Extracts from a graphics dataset
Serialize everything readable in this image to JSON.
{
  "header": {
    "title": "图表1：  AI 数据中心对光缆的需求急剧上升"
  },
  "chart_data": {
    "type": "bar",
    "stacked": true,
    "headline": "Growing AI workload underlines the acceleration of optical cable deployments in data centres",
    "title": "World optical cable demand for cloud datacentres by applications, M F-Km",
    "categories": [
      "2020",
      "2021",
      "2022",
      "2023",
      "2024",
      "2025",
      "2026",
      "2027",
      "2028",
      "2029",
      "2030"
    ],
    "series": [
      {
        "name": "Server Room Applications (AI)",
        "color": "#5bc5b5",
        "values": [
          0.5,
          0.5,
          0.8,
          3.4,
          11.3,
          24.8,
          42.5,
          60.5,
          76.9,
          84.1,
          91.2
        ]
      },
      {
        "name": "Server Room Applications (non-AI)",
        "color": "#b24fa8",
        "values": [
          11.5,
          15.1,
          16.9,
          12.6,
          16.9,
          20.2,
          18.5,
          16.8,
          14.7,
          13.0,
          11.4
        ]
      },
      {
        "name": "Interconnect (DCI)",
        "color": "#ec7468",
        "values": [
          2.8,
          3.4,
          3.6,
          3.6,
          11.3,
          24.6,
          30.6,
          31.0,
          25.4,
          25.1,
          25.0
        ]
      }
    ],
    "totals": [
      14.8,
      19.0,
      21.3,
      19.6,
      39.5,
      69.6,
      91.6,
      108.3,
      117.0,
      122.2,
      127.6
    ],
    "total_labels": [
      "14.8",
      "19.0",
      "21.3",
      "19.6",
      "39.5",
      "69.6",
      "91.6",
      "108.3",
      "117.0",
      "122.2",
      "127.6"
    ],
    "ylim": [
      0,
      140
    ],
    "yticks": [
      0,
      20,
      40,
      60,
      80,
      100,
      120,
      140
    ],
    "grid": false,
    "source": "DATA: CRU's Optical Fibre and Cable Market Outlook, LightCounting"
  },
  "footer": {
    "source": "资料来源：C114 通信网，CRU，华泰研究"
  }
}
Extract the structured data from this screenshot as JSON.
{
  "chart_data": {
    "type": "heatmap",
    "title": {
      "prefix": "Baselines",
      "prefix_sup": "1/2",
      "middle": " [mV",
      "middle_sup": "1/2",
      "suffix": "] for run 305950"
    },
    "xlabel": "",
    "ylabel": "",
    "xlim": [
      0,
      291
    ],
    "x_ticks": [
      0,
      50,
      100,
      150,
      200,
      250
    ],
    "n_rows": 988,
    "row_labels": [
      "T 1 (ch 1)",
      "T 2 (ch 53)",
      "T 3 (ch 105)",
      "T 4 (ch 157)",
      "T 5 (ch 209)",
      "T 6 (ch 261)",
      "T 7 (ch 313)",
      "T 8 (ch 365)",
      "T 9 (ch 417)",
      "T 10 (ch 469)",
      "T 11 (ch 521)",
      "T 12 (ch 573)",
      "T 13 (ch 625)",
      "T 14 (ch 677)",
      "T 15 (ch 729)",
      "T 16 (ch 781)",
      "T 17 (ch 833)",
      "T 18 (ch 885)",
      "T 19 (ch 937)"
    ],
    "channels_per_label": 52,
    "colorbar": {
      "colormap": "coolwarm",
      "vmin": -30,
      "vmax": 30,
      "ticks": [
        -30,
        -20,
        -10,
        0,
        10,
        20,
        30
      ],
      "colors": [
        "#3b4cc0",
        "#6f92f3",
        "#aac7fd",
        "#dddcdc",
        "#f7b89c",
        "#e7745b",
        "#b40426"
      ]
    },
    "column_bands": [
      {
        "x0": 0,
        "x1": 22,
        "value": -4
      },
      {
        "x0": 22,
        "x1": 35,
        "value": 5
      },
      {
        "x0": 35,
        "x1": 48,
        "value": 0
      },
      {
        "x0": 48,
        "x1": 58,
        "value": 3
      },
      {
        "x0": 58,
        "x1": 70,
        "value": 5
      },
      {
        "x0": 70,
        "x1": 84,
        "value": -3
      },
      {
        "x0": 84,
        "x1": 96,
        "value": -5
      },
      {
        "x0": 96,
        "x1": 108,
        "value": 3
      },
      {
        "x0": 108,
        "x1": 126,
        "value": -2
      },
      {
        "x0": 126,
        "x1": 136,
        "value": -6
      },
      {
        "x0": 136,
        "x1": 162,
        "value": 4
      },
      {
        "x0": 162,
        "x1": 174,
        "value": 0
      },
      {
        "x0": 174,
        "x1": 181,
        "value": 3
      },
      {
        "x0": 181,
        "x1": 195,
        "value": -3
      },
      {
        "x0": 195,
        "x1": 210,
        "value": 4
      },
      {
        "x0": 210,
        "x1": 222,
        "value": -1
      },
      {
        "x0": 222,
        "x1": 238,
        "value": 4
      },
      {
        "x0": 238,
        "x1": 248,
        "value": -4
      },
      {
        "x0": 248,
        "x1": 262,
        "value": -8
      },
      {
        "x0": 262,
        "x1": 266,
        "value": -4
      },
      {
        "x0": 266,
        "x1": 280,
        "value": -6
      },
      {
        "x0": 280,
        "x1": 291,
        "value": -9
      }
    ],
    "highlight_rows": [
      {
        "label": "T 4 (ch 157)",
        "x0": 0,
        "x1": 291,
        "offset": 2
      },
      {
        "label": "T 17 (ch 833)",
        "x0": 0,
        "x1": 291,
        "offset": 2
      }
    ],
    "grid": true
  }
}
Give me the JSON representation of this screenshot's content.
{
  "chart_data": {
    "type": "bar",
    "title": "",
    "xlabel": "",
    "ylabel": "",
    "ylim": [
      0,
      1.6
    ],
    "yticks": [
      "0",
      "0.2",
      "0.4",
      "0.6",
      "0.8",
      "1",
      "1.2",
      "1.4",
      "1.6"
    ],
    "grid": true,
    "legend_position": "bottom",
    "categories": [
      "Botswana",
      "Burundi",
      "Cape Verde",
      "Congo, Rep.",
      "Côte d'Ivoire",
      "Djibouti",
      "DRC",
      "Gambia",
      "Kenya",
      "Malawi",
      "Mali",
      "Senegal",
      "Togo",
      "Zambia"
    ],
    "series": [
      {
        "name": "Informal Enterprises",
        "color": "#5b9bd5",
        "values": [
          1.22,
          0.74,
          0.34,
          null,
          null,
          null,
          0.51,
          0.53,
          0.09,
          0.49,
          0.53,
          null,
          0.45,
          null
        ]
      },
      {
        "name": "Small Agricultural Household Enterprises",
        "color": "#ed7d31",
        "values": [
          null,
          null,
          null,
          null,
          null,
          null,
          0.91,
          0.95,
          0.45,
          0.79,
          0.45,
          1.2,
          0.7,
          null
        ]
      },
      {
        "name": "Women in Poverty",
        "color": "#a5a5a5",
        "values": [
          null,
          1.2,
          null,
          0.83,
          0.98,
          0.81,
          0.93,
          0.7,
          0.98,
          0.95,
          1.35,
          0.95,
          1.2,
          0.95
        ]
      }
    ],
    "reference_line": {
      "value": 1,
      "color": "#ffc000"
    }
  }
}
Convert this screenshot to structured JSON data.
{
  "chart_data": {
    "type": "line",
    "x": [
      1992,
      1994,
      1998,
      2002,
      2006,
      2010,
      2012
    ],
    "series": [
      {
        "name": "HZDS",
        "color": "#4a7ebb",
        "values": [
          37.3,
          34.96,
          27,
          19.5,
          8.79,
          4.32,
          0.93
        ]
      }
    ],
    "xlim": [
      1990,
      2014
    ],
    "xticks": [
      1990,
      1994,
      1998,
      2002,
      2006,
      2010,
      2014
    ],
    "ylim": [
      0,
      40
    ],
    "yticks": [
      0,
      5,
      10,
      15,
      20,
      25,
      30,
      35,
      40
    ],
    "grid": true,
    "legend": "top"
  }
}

# [WRITTEN REQUEST]
Show every line in the entries where the string "Room" occurs.

# [FULL RESPONSE]
        "name": "Server Room Applications (AI)",
        "name": "Server Room Applications (non-AI)",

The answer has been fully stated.